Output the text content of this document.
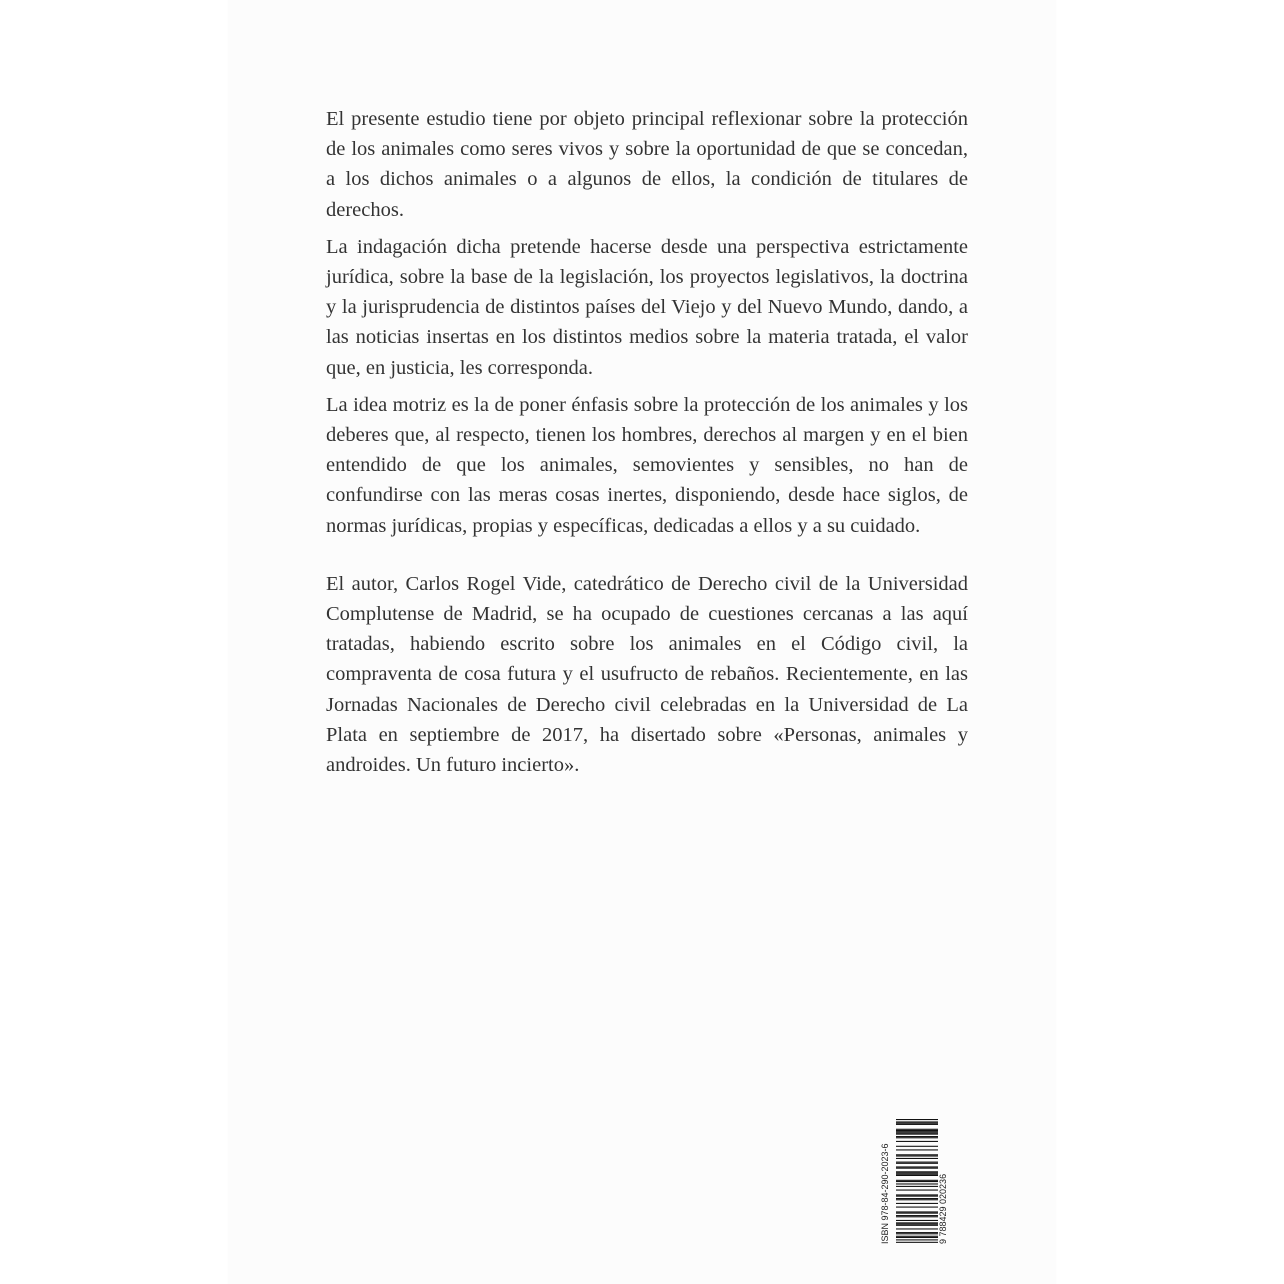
El presente estudio tiene por objeto principal reflexionar sobre la protección de los animales como seres vivos y sobre la oportunidad de que se concedan, a los dichos animales o a algunos de ellos, la condición de titulares de derechos.

La indagación dicha pretende hacerse desde una perspectiva estrictamente jurídica, sobre la base de la legislación, los proyectos legislativos, la doctrina y la jurisprudencia de distintos países del Viejo y del Nuevo Mundo, dando, a las noticias insertas en los distintos medios sobre la materia tratada, el valor que, en justicia, les corresponda.

La idea motriz es la de poner énfasis sobre la protección de los animales y los deberes que, al respecto, tienen los hombres, derechos al margen y en el bien entendido de que los animales, semovientes y sensibles, no han de confundirse con las meras cosas inertes, disponiendo, desde hace siglos, de normas jurídicas, propias y específicas, dedicadas a ellos y a su cuidado.

El autor, Carlos Rogel Vide, catedrático de Derecho civil de la Universidad Complutense de Madrid, se ha ocupado de cuestiones cercanas a las aquí tratadas, habiendo escrito sobre los animales en el Código civil, la compraventa de cosa futura y el usufructo de rebaños. Recientemente, en las Jornadas Nacionales de Derecho civil celebradas en la Universidad de La Plata en septiembre de 2017, ha disertado sobre «Personas, animales y androides. Un futuro incierto».

ISBN 978-84-290-2023-6	9 788429 020236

______________________________

> WHAT YOU SHOULD DO:
Without the pictures, output the full listing exactly as it stands.

> FULL OUTPUT:
Output the text content of this document.
El presente estudio tiene por objeto principal reflexionar sobre la protección de los animales como seres vivos y sobre la oportunidad de que se concedan, a los dichos animales o a algunos de ellos, la condición de titulares de derechos.

La indagación dicha pretende hacerse desde una perspectiva estrictamente jurídica, sobre la base de la legislación, los proyectos legislativos, la doctrina y la jurisprudencia de distintos países del Viejo y del Nuevo Mundo, dando, a las noticias insertas en los distintos medios sobre la materia tratada, el valor que, en justicia, les corresponda.

La idea motriz es la de poner énfasis sobre la protección de los animales y los deberes que, al respecto, tienen los hombres, derechos al margen y en el bien entendido de que los animales, semovientes y sensibles, no han de confundirse con las meras cosas inertes, disponiendo, desde hace siglos, de normas jurídicas, propias y específicas, dedicadas a ellos y a su cuidado.

El autor, Carlos Rogel Vide, catedrático de Derecho civil de la Universidad Complutense de Madrid, se ha ocupado de cuestiones cercanas a las aquí tratadas, habiendo escrito sobre los animales en el Código civil, la compraventa de cosa futura y el usufructo de rebaños. Recientemente, en las Jornadas Nacionales de Derecho civil celebradas en la Universidad de La Plata en septiembre de 2017, ha disertado sobre «Personas, animales y androides. Un futuro incierto».

ISBN 978-84-290-2023-6	9 788429 020236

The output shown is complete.